REQUIRED WORK >> Count every line in the data below that includes "this", and give only the result.

Source records

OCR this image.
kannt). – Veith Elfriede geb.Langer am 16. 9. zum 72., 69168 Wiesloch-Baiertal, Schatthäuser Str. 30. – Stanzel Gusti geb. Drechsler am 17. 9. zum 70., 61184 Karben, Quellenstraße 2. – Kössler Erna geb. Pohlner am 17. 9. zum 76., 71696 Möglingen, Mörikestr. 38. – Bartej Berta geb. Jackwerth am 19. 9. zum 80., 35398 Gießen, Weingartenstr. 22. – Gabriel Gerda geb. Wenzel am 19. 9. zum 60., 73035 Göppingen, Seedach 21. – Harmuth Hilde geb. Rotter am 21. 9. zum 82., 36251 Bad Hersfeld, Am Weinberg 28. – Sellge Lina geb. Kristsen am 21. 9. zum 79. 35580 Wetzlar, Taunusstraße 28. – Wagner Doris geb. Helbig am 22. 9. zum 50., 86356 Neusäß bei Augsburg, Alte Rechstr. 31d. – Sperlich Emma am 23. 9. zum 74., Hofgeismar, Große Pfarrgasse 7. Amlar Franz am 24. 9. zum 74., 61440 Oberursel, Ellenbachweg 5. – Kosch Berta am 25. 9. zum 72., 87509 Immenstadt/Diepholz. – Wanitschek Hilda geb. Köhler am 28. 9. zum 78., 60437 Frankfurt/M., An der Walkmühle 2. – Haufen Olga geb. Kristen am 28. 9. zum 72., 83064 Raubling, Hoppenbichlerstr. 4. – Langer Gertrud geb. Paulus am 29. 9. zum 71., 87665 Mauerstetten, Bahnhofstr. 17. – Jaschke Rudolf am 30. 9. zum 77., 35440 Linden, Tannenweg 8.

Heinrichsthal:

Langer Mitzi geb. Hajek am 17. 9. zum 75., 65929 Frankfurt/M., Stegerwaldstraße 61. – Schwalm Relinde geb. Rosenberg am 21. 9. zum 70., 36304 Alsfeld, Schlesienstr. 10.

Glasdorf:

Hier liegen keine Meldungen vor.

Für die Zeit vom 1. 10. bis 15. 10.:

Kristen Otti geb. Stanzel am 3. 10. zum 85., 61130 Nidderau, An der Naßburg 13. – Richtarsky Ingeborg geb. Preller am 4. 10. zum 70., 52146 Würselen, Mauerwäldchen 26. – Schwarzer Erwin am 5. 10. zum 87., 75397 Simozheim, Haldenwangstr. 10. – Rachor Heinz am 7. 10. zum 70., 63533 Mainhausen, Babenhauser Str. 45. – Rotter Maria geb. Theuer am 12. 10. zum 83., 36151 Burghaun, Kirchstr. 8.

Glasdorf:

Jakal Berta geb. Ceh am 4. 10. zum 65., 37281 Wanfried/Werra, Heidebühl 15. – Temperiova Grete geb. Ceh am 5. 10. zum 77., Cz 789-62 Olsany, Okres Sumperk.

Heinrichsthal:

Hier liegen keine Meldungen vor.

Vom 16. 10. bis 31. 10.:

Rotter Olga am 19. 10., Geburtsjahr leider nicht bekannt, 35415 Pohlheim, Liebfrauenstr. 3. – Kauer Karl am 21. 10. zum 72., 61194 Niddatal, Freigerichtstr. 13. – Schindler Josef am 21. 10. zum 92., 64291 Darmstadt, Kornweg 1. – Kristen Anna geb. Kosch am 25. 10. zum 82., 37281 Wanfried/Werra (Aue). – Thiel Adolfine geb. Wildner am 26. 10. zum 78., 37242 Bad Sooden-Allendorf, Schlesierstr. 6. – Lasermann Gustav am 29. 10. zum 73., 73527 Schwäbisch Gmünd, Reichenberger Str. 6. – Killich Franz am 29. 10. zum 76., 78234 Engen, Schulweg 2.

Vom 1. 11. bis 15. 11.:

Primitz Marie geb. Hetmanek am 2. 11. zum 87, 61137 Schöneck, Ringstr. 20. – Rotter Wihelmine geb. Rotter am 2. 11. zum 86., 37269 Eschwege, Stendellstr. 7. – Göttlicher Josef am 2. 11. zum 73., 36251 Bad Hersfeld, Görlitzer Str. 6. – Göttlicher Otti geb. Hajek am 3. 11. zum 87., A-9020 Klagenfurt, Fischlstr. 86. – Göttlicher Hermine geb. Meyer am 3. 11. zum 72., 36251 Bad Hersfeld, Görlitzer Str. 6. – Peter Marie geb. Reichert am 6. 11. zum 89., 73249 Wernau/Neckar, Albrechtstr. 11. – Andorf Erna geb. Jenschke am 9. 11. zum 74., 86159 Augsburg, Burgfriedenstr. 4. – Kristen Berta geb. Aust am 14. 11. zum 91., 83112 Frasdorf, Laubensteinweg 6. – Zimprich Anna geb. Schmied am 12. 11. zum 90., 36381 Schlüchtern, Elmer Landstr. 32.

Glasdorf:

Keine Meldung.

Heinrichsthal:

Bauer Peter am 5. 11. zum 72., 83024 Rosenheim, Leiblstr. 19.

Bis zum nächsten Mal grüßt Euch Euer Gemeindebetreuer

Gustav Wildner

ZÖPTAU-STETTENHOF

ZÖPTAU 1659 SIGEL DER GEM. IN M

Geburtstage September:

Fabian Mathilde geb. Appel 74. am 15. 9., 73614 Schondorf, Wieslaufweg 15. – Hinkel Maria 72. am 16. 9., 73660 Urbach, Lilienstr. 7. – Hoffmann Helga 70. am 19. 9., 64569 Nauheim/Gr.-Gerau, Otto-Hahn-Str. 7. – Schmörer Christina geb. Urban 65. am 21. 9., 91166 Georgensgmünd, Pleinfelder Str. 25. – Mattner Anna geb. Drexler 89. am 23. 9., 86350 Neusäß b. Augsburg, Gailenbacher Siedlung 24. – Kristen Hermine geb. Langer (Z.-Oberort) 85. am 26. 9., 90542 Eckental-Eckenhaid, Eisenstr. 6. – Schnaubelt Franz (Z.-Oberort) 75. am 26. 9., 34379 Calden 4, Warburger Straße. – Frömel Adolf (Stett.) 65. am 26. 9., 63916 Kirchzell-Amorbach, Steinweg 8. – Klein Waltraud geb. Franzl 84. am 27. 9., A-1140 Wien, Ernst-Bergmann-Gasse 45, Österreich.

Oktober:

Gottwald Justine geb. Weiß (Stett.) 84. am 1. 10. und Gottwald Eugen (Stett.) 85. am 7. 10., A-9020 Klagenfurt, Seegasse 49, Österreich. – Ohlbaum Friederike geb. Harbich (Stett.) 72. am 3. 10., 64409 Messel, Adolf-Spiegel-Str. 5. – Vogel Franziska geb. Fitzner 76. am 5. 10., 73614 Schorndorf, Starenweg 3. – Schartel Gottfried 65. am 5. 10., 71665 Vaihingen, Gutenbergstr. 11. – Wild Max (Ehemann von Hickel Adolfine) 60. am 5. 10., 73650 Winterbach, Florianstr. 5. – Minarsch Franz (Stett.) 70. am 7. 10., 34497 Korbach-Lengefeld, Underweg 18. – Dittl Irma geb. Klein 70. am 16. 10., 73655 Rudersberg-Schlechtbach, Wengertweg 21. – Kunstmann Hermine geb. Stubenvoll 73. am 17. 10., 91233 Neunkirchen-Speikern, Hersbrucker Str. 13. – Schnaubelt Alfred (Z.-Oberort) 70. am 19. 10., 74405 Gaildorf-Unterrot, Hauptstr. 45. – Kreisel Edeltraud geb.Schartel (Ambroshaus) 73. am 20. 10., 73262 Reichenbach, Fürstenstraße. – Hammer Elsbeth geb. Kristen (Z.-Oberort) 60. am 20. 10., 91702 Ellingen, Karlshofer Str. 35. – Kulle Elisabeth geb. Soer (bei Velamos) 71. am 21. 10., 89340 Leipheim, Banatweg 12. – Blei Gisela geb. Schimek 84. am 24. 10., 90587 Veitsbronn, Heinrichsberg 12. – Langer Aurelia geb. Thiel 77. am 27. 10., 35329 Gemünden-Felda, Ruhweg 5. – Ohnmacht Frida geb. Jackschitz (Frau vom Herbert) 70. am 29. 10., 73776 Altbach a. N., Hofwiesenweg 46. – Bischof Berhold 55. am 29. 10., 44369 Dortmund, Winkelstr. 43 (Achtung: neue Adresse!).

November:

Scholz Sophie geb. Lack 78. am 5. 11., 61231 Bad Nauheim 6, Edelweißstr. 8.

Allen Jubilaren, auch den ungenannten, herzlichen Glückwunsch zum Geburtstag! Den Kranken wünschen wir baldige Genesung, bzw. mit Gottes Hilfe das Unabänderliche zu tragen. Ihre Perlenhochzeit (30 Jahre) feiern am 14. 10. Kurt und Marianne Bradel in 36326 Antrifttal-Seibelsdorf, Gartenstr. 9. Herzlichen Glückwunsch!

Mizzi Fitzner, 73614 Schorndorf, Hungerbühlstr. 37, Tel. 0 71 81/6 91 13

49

...

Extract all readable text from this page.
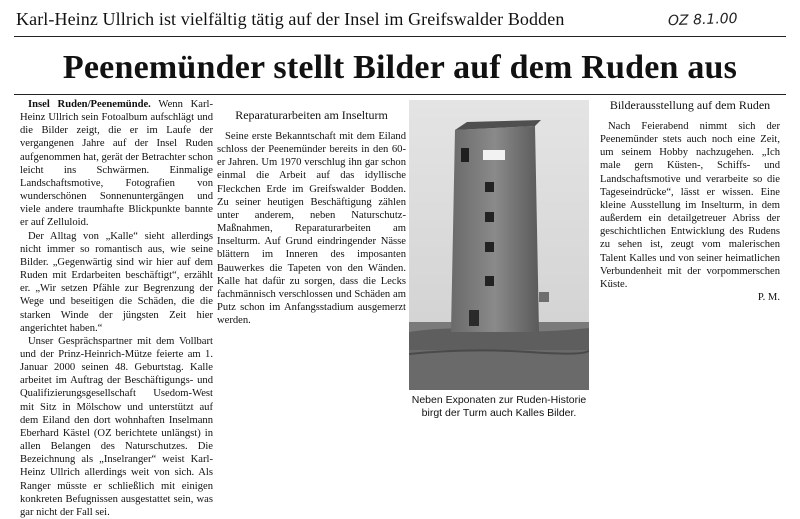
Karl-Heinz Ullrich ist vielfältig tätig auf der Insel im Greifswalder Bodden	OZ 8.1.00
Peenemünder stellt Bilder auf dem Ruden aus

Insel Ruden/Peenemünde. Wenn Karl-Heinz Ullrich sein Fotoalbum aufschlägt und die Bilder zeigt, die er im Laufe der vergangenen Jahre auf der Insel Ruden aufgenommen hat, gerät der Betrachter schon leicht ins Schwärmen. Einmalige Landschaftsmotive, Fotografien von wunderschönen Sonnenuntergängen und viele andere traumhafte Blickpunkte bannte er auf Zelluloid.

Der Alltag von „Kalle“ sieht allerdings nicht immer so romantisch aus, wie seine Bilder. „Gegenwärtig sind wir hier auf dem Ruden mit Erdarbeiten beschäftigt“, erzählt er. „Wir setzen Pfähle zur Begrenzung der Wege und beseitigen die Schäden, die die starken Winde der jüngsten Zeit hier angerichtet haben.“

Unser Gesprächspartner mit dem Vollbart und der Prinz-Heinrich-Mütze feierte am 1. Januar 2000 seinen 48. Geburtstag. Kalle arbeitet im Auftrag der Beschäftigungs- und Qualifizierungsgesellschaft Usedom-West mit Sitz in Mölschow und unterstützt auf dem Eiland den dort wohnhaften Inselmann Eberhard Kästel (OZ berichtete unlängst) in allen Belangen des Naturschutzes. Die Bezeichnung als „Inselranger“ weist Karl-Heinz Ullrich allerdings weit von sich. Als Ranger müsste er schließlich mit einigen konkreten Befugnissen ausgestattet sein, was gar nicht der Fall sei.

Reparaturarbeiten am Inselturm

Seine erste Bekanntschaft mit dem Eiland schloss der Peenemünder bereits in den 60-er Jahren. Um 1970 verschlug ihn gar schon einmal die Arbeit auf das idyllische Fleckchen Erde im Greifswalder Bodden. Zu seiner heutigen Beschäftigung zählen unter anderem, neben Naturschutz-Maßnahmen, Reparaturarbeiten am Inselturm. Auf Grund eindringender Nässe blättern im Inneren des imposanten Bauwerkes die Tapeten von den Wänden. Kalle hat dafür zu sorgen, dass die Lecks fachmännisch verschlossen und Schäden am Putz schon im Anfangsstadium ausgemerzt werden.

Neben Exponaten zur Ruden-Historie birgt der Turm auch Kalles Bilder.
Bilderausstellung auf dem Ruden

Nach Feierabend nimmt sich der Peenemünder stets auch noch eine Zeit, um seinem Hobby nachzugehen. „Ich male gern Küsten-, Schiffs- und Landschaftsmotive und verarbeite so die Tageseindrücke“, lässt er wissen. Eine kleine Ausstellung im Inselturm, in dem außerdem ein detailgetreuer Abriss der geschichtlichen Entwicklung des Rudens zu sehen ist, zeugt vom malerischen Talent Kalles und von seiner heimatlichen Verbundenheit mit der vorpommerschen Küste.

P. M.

==

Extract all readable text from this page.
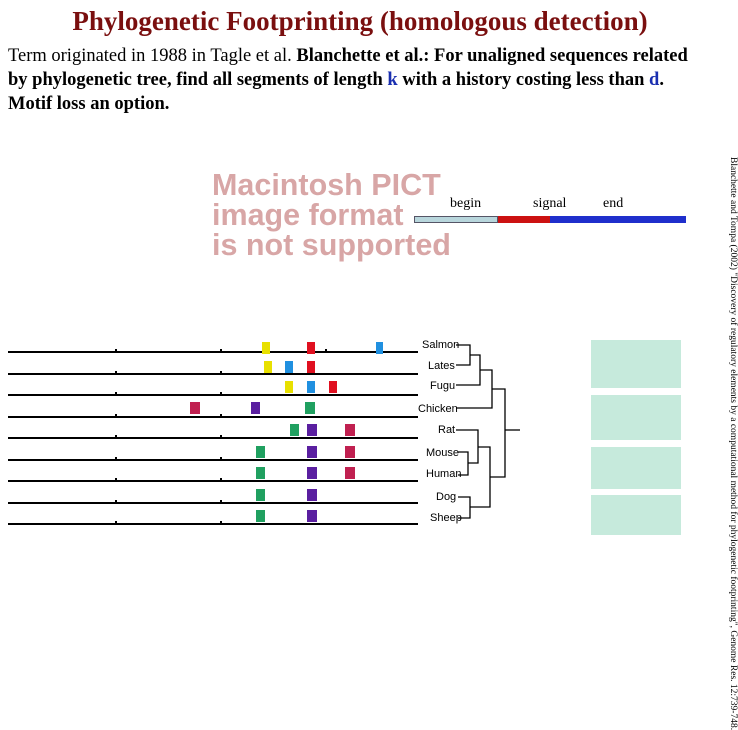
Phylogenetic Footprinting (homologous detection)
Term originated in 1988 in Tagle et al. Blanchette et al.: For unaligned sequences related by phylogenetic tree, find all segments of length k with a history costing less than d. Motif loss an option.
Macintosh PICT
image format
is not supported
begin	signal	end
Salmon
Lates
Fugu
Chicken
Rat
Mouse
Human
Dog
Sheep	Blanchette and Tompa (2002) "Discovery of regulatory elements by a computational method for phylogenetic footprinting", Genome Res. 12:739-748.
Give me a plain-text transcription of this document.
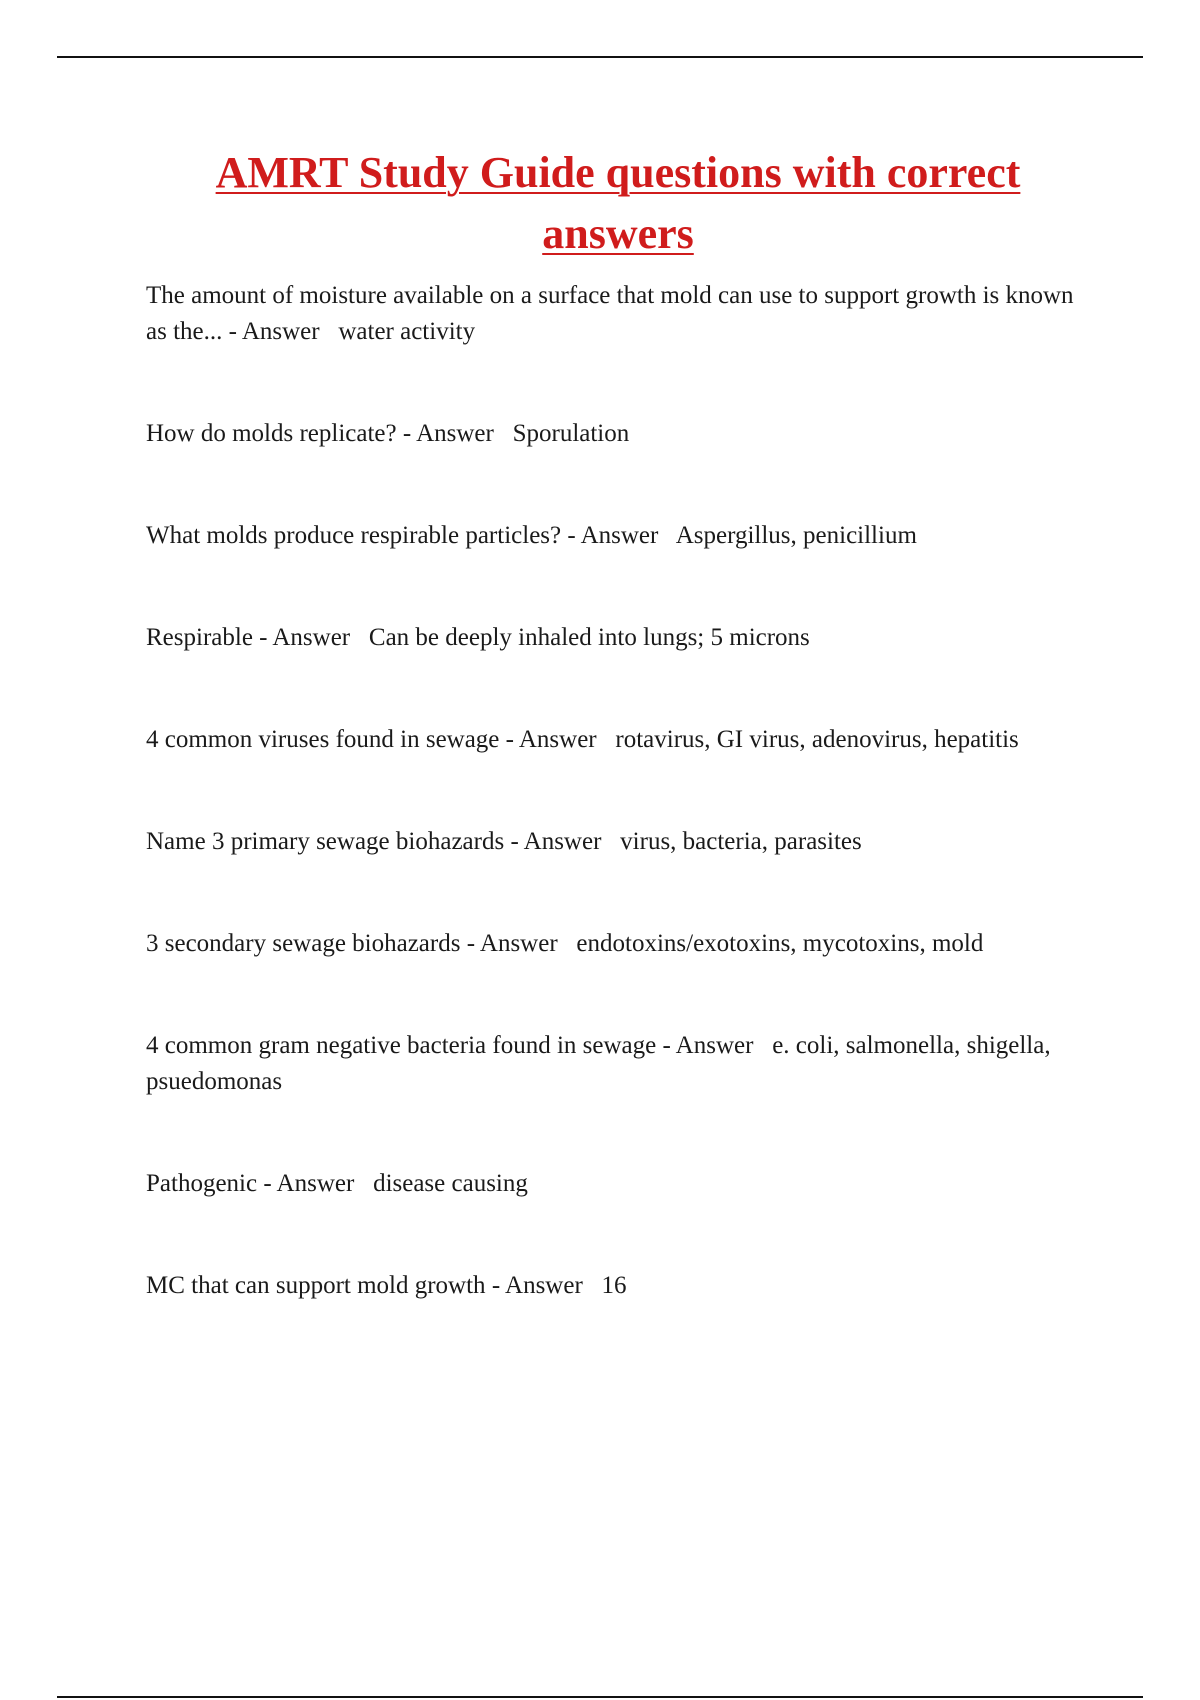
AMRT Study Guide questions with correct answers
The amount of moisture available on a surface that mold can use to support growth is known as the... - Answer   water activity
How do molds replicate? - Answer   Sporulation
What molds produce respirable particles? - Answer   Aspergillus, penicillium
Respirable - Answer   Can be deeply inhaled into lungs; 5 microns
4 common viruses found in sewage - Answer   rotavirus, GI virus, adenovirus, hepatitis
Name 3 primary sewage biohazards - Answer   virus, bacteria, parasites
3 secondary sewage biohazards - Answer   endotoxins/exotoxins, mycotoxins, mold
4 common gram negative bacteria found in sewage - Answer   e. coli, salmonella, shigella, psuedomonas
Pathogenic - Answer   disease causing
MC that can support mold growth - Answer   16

ANSWER BOX >> 4